#### ASSIGNMENT:
Print again, word for word, all of the records below, and leave the pictures out.

#### INPUT MATERIAL:
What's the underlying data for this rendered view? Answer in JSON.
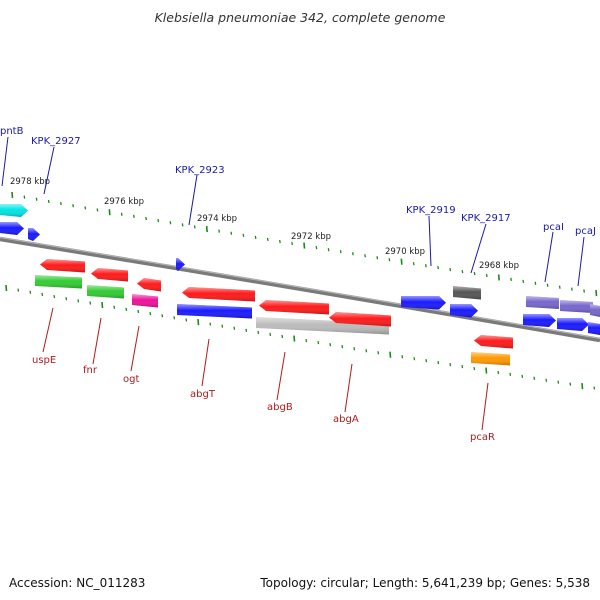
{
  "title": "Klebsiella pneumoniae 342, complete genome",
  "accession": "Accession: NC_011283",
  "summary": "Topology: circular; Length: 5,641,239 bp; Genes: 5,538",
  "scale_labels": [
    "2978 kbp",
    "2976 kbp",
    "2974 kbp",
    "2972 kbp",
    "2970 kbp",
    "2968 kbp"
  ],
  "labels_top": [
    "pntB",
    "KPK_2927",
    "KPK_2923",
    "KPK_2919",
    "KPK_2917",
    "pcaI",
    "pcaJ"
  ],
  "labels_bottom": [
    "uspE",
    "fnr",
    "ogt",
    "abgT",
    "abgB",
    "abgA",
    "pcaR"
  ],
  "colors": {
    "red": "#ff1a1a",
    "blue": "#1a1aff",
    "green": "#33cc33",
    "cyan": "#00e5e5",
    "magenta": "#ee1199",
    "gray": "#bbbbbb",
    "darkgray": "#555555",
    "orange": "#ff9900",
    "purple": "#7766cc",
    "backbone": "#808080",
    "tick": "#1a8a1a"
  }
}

#### RESPONSE TO THIS EXERCISE:
What's the underlying data for this rendered view? Answer in JSON.
{
  "title": "Klebsiella pneumoniae 342, complete genome",
  "accession": "Accession: NC_011283",
  "summary": "Topology: circular; Length: 5,641,239 bp; Genes: 5,538",
  "scale_labels": [
    "2978 kbp",
    "2976 kbp",
    "2974 kbp",
    "2972 kbp",
    "2970 kbp",
    "2968 kbp"
  ],
  "labels_top": [
    "pntB",
    "KPK_2927",
    "KPK_2923",
    "KPK_2919",
    "KPK_2917",
    "pcaI",
    "pcaJ"
  ],
  "labels_bottom": [
    "uspE",
    "fnr",
    "ogt",
    "abgT",
    "abgB",
    "abgA",
    "pcaR"
  ],
  "colors": {
    "red": "#ff1a1a",
    "blue": "#1a1aff",
    "green": "#33cc33",
    "cyan": "#00e5e5",
    "magenta": "#ee1199",
    "gray": "#bbbbbb",
    "darkgray": "#555555",
    "orange": "#ff9900",
    "purple": "#7766cc",
    "backbone": "#808080",
    "tick": "#1a8a1a"
  }
}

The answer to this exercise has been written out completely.